• **INPUT RECORDS**:
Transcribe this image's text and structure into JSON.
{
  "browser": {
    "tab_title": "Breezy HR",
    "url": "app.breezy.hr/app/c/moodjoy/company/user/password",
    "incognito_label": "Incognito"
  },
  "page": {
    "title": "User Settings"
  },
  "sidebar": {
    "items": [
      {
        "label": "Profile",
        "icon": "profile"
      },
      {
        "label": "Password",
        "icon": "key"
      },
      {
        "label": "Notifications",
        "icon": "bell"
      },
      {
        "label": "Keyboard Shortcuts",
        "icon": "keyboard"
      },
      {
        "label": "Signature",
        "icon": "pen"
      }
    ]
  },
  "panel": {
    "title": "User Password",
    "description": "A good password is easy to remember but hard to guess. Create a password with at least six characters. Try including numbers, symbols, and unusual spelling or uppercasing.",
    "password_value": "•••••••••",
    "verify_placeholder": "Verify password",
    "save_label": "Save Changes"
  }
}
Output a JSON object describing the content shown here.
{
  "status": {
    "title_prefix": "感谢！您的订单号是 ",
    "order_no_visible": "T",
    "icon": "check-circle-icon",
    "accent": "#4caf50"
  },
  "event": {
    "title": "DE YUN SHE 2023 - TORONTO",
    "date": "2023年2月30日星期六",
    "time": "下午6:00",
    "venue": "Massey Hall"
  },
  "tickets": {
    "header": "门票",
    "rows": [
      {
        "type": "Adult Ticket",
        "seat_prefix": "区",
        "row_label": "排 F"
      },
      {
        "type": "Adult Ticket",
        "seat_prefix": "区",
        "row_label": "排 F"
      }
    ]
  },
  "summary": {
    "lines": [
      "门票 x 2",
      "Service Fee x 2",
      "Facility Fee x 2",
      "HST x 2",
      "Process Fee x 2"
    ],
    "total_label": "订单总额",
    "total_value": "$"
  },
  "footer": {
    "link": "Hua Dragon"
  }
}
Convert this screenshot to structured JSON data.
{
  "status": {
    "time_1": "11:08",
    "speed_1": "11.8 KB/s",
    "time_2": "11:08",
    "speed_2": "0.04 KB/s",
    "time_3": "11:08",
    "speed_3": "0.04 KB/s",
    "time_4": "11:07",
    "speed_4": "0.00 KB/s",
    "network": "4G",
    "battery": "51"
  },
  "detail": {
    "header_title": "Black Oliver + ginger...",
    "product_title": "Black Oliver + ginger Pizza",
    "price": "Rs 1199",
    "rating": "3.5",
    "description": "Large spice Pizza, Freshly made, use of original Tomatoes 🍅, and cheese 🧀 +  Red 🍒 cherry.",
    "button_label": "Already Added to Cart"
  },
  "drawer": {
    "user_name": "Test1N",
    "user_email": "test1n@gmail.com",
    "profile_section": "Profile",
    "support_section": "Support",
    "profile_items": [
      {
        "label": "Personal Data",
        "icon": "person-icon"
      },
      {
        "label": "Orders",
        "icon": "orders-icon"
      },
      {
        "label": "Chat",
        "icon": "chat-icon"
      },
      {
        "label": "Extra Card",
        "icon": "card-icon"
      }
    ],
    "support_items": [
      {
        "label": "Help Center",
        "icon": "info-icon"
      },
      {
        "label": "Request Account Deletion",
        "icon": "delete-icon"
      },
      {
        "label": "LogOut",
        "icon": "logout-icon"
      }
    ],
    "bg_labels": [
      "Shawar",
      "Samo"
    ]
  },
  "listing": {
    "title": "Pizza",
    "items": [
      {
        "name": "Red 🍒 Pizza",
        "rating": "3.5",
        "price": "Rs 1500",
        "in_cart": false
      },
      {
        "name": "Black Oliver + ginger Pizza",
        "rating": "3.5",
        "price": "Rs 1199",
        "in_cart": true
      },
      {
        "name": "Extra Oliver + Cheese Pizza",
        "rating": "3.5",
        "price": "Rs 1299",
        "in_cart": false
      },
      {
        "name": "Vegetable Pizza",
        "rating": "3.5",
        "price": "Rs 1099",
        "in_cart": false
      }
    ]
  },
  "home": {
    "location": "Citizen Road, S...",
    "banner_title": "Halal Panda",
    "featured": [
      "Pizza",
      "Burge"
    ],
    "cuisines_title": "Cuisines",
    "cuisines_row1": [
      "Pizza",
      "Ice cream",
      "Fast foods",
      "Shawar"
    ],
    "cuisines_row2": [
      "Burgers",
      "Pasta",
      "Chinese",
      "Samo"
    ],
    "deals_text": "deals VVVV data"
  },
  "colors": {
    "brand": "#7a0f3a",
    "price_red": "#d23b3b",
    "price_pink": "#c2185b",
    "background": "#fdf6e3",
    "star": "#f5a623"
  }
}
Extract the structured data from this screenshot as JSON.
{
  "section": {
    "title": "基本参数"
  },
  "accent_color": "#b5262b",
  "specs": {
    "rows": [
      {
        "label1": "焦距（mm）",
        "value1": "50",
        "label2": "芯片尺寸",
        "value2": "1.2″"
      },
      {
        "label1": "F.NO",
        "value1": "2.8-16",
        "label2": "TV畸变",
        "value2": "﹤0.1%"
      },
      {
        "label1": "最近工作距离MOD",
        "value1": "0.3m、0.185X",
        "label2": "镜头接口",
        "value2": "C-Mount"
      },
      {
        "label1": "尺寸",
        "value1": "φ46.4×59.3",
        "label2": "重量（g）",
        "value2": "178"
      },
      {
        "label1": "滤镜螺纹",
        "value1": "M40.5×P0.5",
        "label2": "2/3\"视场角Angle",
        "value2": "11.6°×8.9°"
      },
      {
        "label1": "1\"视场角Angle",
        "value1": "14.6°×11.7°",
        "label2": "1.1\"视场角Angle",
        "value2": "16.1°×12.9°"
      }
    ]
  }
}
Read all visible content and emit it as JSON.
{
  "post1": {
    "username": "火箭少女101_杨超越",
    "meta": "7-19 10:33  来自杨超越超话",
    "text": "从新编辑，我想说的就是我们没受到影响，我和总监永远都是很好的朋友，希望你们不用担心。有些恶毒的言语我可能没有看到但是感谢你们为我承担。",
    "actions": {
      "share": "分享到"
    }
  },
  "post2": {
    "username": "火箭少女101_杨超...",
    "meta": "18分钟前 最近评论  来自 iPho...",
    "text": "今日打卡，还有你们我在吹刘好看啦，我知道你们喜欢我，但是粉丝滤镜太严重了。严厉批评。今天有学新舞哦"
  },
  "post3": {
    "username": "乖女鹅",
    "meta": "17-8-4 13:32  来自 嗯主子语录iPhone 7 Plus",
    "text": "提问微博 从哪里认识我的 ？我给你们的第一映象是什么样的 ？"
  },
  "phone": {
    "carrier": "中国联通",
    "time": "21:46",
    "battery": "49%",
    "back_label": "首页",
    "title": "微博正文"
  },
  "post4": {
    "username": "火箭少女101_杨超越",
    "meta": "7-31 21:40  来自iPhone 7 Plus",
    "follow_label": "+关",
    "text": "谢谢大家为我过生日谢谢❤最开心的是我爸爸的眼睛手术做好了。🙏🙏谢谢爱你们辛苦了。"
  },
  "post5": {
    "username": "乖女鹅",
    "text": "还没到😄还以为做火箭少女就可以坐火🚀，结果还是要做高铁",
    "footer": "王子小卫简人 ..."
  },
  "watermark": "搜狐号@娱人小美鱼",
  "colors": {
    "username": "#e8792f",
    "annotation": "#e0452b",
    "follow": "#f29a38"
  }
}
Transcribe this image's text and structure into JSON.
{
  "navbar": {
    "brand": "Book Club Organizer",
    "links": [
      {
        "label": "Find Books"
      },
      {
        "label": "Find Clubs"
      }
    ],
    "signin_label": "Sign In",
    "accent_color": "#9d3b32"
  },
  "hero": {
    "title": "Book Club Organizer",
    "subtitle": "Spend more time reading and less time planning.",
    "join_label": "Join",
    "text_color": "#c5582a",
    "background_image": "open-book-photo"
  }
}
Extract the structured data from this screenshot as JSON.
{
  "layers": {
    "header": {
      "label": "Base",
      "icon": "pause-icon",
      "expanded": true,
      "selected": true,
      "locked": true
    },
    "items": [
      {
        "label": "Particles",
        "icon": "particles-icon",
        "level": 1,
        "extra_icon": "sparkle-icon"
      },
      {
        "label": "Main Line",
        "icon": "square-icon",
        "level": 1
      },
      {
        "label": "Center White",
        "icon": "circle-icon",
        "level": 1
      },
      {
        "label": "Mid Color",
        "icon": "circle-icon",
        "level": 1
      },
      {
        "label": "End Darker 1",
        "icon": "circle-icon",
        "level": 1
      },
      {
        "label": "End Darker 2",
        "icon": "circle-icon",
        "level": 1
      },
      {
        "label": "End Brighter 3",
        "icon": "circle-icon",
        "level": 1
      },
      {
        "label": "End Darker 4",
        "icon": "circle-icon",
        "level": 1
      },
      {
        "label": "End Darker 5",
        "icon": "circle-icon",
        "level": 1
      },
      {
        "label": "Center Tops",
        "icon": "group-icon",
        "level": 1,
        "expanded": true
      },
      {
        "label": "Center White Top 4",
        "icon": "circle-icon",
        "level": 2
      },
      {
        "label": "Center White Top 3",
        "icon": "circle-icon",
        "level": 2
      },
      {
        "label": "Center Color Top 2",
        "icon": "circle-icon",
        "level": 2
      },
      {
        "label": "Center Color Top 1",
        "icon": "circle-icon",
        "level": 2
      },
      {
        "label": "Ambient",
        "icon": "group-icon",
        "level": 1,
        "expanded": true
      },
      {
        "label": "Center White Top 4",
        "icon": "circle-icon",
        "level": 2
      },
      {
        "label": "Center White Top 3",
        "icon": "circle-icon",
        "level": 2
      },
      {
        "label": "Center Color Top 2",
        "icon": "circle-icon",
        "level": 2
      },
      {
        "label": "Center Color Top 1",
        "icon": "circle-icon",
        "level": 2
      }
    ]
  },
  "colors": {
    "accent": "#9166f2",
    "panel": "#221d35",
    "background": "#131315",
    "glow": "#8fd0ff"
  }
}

• **WRITTEN INSTRUCTION**: Return a copy of every line that includes the word "brand".

• **WORKED SOLUTION**:
    "brand": "#7a0f3a",
    "brand": "Book Club Organizer",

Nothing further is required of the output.